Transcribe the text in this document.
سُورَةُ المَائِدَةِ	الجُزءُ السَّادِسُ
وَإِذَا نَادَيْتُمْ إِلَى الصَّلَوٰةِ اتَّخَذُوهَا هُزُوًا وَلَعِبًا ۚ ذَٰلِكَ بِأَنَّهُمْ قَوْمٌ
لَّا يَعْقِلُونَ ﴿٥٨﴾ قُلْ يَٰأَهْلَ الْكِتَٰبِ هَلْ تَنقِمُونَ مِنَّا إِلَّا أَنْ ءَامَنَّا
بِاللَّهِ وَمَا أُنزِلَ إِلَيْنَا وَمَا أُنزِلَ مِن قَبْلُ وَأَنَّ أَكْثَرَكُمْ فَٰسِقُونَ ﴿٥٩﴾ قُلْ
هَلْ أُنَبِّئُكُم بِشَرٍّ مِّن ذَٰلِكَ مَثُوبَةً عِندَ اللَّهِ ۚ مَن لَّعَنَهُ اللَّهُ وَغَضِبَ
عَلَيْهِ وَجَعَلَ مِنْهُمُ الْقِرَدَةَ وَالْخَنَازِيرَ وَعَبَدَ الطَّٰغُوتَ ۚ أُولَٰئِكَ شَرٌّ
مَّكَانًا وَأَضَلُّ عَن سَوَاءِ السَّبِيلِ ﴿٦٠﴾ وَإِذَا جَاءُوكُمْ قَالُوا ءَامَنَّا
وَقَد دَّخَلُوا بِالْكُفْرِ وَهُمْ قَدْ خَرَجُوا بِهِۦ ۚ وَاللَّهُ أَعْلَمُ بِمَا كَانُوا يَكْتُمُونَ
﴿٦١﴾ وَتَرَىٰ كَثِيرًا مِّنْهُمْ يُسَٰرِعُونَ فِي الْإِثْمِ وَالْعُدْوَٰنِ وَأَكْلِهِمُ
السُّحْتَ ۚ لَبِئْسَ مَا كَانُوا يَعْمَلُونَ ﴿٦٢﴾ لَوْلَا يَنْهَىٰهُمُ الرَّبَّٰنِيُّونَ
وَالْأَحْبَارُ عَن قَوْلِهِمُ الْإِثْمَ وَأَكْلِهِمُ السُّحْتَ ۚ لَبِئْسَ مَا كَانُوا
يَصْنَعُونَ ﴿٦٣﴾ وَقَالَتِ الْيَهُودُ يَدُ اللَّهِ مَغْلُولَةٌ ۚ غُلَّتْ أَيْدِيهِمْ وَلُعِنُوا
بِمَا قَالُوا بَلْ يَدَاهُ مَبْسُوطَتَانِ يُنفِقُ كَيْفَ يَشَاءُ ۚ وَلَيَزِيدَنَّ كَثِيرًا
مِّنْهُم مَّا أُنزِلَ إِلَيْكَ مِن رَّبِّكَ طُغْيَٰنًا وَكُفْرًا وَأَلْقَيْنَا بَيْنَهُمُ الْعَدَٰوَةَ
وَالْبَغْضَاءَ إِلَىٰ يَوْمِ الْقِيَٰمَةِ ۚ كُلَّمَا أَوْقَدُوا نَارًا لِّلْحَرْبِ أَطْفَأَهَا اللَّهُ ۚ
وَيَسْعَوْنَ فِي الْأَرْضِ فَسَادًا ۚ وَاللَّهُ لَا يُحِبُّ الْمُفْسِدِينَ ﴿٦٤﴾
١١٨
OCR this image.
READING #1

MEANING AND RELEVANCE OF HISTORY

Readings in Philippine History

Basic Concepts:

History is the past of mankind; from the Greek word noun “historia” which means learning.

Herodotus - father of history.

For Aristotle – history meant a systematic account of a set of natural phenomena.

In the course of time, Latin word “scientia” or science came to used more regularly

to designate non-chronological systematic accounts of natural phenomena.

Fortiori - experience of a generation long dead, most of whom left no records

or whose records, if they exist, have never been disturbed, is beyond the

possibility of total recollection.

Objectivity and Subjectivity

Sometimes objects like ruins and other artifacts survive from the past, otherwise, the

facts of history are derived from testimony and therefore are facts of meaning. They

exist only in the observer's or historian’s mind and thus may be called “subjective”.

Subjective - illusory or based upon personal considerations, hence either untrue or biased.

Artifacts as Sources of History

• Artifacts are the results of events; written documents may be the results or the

==========

**Task requirements**.
Repeat the listing in full, keeping every line exactly as it is.

**Correct result**.
Transcribe the text in this document.
سُورَةُ المَائِدَةِ	الجُزءُ السَّادِسُ
وَإِذَا نَادَيْتُمْ إِلَى الصَّلَوٰةِ اتَّخَذُوهَا هُزُوًا وَلَعِبًا ۚ ذَٰلِكَ بِأَنَّهُمْ قَوْمٌ
لَّا يَعْقِلُونَ ﴿٥٨﴾ قُلْ يَٰأَهْلَ الْكِتَٰبِ هَلْ تَنقِمُونَ مِنَّا إِلَّا أَنْ ءَامَنَّا
بِاللَّهِ وَمَا أُنزِلَ إِلَيْنَا وَمَا أُنزِلَ مِن قَبْلُ وَأَنَّ أَكْثَرَكُمْ فَٰسِقُونَ ﴿٥٩﴾ قُلْ
هَلْ أُنَبِّئُكُم بِشَرٍّ مِّن ذَٰلِكَ مَثُوبَةً عِندَ اللَّهِ ۚ مَن لَّعَنَهُ اللَّهُ وَغَضِبَ
عَلَيْهِ وَجَعَلَ مِنْهُمُ الْقِرَدَةَ وَالْخَنَازِيرَ وَعَبَدَ الطَّٰغُوتَ ۚ أُولَٰئِكَ شَرٌّ
مَّكَانًا وَأَضَلُّ عَن سَوَاءِ السَّبِيلِ ﴿٦٠﴾ وَإِذَا جَاءُوكُمْ قَالُوا ءَامَنَّا
وَقَد دَّخَلُوا بِالْكُفْرِ وَهُمْ قَدْ خَرَجُوا بِهِۦ ۚ وَاللَّهُ أَعْلَمُ بِمَا كَانُوا يَكْتُمُونَ
﴿٦١﴾ وَتَرَىٰ كَثِيرًا مِّنْهُمْ يُسَٰرِعُونَ فِي الْإِثْمِ وَالْعُدْوَٰنِ وَأَكْلِهِمُ
السُّحْتَ ۚ لَبِئْسَ مَا كَانُوا يَعْمَلُونَ ﴿٦٢﴾ لَوْلَا يَنْهَىٰهُمُ الرَّبَّٰنِيُّونَ
وَالْأَحْبَارُ عَن قَوْلِهِمُ الْإِثْمَ وَأَكْلِهِمُ السُّحْتَ ۚ لَبِئْسَ مَا كَانُوا
يَصْنَعُونَ ﴿٦٣﴾ وَقَالَتِ الْيَهُودُ يَدُ اللَّهِ مَغْلُولَةٌ ۚ غُلَّتْ أَيْدِيهِمْ وَلُعِنُوا
بِمَا قَالُوا بَلْ يَدَاهُ مَبْسُوطَتَانِ يُنفِقُ كَيْفَ يَشَاءُ ۚ وَلَيَزِيدَنَّ كَثِيرًا
مِّنْهُم مَّا أُنزِلَ إِلَيْكَ مِن رَّبِّكَ طُغْيَٰنًا وَكُفْرًا وَأَلْقَيْنَا بَيْنَهُمُ الْعَدَٰوَةَ
وَالْبَغْضَاءَ إِلَىٰ يَوْمِ الْقِيَٰمَةِ ۚ كُلَّمَا أَوْقَدُوا نَارًا لِّلْحَرْبِ أَطْفَأَهَا اللَّهُ ۚ
وَيَسْعَوْنَ فِي الْأَرْضِ فَسَادًا ۚ وَاللَّهُ لَا يُحِبُّ الْمُفْسِدِينَ ﴿٦٤﴾
١١٨
OCR this image.
READING #1

MEANING AND RELEVANCE OF HISTORY

Readings in Philippine History

Basic Concepts:

History is the past of mankind; from the Greek word noun “historia” which means learning.

Herodotus - father of history.

For Aristotle – history meant a systematic account of a set of natural phenomena.

In the course of time, Latin word “scientia” or science came to used more regularly

to designate non-chronological systematic accounts of natural phenomena.

Fortiori - experience of a generation long dead, most of whom left no records

or whose records, if they exist, have never been disturbed, is beyond the

possibility of total recollection.

Objectivity and Subjectivity

Sometimes objects like ruins and other artifacts survive from the past, otherwise, the

facts of history are derived from testimony and therefore are facts of meaning. They

exist only in the observer's or historian’s mind and thus may be called “subjective”.

Subjective - illusory or based upon personal considerations, hence either untrue or biased.

Artifacts as Sources of History

• Artifacts are the results of events; written documents may be the results or the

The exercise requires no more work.